**Assignment:** Locate the string "frequency" in the listing below. Copy every line where it is found.

Material for this task START

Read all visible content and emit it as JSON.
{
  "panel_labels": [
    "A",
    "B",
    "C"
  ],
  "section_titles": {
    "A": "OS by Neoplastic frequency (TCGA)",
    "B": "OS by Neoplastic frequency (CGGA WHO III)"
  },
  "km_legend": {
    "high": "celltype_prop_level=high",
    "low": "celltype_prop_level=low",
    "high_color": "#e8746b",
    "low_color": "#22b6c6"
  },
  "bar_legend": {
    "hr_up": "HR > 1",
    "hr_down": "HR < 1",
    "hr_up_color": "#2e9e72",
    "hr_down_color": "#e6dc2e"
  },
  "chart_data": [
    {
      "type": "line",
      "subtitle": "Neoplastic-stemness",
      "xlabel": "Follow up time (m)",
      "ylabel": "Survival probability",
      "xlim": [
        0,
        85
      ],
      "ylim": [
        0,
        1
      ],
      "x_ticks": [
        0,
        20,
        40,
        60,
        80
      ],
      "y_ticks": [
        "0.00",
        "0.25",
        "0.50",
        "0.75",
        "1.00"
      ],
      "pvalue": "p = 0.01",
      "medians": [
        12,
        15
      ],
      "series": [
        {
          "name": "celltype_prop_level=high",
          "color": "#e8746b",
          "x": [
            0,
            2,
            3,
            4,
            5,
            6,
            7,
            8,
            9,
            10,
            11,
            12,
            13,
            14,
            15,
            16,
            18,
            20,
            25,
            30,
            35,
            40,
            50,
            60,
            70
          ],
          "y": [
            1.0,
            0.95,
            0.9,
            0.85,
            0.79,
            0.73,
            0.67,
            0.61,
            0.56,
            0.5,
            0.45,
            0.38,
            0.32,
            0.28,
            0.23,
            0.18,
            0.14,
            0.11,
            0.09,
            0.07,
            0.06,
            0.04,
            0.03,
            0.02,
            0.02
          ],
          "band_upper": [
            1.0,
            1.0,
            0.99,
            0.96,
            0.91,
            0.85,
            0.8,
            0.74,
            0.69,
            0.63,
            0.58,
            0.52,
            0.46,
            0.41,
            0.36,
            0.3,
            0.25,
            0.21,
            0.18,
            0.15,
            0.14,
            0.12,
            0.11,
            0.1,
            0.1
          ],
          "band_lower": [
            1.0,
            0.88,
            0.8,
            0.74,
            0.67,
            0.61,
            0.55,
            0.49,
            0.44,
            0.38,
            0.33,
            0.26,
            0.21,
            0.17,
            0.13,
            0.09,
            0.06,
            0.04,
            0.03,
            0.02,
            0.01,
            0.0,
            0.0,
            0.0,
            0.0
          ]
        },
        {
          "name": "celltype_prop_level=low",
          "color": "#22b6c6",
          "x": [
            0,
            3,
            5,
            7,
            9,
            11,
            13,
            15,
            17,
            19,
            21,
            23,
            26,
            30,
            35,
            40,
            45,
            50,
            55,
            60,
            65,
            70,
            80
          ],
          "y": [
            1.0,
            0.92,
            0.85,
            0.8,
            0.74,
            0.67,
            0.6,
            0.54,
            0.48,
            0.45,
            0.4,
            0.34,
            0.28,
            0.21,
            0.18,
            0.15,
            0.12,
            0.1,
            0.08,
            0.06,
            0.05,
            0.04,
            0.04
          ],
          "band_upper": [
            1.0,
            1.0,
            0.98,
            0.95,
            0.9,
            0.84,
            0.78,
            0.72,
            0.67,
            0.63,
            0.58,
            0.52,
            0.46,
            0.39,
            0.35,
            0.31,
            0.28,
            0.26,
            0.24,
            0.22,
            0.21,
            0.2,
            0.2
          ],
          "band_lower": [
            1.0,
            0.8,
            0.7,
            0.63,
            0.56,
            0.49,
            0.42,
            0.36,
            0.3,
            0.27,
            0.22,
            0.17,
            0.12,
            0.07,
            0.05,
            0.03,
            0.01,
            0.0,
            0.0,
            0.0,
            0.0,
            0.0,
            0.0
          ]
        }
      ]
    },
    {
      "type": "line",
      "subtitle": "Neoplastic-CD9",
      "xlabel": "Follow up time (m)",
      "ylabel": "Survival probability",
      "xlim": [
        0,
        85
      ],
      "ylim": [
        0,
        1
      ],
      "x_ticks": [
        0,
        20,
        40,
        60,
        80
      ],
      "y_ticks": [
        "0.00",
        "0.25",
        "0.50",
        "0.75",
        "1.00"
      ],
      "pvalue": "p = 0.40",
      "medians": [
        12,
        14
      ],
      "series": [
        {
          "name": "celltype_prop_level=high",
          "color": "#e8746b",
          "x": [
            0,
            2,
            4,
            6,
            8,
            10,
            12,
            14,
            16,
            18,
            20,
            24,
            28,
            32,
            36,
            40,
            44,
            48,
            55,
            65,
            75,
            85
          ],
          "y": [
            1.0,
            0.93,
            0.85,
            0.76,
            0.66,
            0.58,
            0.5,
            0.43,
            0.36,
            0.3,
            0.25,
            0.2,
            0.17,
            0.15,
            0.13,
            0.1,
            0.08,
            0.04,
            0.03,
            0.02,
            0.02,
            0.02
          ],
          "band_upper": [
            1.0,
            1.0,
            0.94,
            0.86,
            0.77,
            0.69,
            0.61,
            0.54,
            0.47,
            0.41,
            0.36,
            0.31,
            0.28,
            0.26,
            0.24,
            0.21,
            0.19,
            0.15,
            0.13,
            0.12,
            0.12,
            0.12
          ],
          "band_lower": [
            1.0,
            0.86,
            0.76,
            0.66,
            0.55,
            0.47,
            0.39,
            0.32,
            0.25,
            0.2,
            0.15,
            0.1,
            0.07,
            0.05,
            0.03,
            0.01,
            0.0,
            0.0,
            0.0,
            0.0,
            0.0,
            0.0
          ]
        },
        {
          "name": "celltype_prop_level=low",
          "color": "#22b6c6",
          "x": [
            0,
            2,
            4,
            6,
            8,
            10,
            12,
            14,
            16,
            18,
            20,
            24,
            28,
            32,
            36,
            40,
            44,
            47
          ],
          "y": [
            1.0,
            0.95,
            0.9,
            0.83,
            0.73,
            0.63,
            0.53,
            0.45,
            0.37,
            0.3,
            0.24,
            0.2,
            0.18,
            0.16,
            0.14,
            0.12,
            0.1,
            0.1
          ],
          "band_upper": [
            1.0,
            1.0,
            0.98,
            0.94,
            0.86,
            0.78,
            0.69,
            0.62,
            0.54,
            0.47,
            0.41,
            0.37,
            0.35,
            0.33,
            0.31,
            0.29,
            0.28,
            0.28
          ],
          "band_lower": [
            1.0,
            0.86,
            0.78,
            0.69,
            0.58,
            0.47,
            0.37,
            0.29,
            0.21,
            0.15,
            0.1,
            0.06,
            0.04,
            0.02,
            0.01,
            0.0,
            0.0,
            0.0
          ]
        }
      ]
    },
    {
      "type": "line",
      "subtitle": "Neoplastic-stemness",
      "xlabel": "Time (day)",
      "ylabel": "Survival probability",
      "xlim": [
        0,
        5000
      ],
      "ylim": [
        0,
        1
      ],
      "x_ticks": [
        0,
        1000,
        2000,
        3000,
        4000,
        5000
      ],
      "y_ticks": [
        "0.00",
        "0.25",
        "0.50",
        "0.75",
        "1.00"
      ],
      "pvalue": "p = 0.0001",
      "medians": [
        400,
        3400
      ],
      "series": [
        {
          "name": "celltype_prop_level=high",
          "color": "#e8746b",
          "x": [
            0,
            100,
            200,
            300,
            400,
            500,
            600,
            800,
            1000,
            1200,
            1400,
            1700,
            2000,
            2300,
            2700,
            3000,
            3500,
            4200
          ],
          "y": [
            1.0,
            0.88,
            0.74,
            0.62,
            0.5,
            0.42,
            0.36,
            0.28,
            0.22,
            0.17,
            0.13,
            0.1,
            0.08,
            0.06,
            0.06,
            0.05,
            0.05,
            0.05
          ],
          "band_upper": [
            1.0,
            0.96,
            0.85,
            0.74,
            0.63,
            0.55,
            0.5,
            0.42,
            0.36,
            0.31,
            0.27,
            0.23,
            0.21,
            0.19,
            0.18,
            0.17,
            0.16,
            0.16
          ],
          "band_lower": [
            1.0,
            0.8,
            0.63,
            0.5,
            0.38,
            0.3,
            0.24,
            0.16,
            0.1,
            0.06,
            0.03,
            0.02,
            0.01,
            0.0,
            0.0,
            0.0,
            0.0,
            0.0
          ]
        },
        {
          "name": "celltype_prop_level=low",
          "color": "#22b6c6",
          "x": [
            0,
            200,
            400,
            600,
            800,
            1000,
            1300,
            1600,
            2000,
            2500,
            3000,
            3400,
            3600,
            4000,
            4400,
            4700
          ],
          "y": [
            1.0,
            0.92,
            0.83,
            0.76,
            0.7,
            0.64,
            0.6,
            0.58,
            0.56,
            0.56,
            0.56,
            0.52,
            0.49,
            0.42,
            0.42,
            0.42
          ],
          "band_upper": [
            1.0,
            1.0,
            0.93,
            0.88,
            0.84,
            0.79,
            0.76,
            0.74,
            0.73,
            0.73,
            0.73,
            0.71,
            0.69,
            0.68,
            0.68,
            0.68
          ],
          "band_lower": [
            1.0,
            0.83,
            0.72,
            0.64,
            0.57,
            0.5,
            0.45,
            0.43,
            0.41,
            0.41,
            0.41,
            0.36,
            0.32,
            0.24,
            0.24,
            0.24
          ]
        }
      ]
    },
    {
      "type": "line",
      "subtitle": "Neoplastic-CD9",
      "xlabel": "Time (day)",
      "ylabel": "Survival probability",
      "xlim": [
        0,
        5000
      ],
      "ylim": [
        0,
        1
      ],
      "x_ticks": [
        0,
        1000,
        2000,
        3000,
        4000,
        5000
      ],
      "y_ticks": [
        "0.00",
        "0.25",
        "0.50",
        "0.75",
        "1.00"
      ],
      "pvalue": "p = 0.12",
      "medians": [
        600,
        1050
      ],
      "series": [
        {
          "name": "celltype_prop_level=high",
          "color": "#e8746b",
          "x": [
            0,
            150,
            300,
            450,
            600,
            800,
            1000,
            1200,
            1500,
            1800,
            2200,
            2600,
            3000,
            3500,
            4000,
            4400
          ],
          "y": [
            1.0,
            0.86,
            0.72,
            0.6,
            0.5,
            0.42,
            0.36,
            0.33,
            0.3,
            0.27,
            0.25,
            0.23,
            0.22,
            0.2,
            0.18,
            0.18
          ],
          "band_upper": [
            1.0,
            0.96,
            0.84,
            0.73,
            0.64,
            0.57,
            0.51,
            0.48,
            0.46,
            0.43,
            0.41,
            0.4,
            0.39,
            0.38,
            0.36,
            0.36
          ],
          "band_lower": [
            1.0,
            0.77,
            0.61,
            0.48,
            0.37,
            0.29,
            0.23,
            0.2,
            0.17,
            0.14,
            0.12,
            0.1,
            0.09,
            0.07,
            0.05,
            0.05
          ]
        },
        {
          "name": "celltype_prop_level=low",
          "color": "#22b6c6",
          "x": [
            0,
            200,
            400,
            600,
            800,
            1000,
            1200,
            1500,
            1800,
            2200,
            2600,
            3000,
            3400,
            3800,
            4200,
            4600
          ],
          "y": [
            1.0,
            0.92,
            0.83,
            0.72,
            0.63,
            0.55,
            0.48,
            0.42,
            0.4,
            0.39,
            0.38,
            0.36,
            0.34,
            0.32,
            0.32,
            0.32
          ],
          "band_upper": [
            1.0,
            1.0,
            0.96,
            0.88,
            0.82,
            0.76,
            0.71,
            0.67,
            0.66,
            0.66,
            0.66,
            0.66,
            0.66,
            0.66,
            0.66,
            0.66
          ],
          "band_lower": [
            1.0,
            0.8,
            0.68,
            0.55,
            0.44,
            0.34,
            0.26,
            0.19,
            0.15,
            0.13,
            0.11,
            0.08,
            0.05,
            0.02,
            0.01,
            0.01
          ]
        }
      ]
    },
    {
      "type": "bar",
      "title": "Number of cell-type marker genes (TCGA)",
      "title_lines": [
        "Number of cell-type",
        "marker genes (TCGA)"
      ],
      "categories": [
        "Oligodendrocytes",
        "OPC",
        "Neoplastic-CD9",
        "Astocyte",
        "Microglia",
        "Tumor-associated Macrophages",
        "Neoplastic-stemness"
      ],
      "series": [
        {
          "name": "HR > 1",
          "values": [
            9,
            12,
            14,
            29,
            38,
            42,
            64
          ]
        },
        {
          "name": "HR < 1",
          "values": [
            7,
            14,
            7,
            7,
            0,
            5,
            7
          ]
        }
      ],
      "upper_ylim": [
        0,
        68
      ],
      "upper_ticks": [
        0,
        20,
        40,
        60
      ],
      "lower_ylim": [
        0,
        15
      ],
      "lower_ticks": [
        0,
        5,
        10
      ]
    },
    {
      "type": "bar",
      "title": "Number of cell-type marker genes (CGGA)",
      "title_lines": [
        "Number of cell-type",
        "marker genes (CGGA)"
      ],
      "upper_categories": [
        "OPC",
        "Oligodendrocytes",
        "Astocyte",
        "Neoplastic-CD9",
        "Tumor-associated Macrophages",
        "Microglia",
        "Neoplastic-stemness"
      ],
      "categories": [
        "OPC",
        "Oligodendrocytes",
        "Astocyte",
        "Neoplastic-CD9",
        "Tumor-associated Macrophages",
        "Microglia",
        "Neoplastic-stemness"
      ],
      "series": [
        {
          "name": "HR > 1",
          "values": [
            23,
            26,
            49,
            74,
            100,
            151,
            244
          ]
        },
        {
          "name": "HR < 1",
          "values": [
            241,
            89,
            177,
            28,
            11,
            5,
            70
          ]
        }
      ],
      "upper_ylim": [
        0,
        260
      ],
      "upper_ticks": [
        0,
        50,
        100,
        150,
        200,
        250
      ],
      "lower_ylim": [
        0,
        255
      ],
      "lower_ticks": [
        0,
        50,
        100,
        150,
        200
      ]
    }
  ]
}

Material for this task END

**Result of this exercise:**
    "A": "OS by Neoplastic frequency (TCGA)",
    "B": "OS by Neoplastic frequency (CGGA WHO III)"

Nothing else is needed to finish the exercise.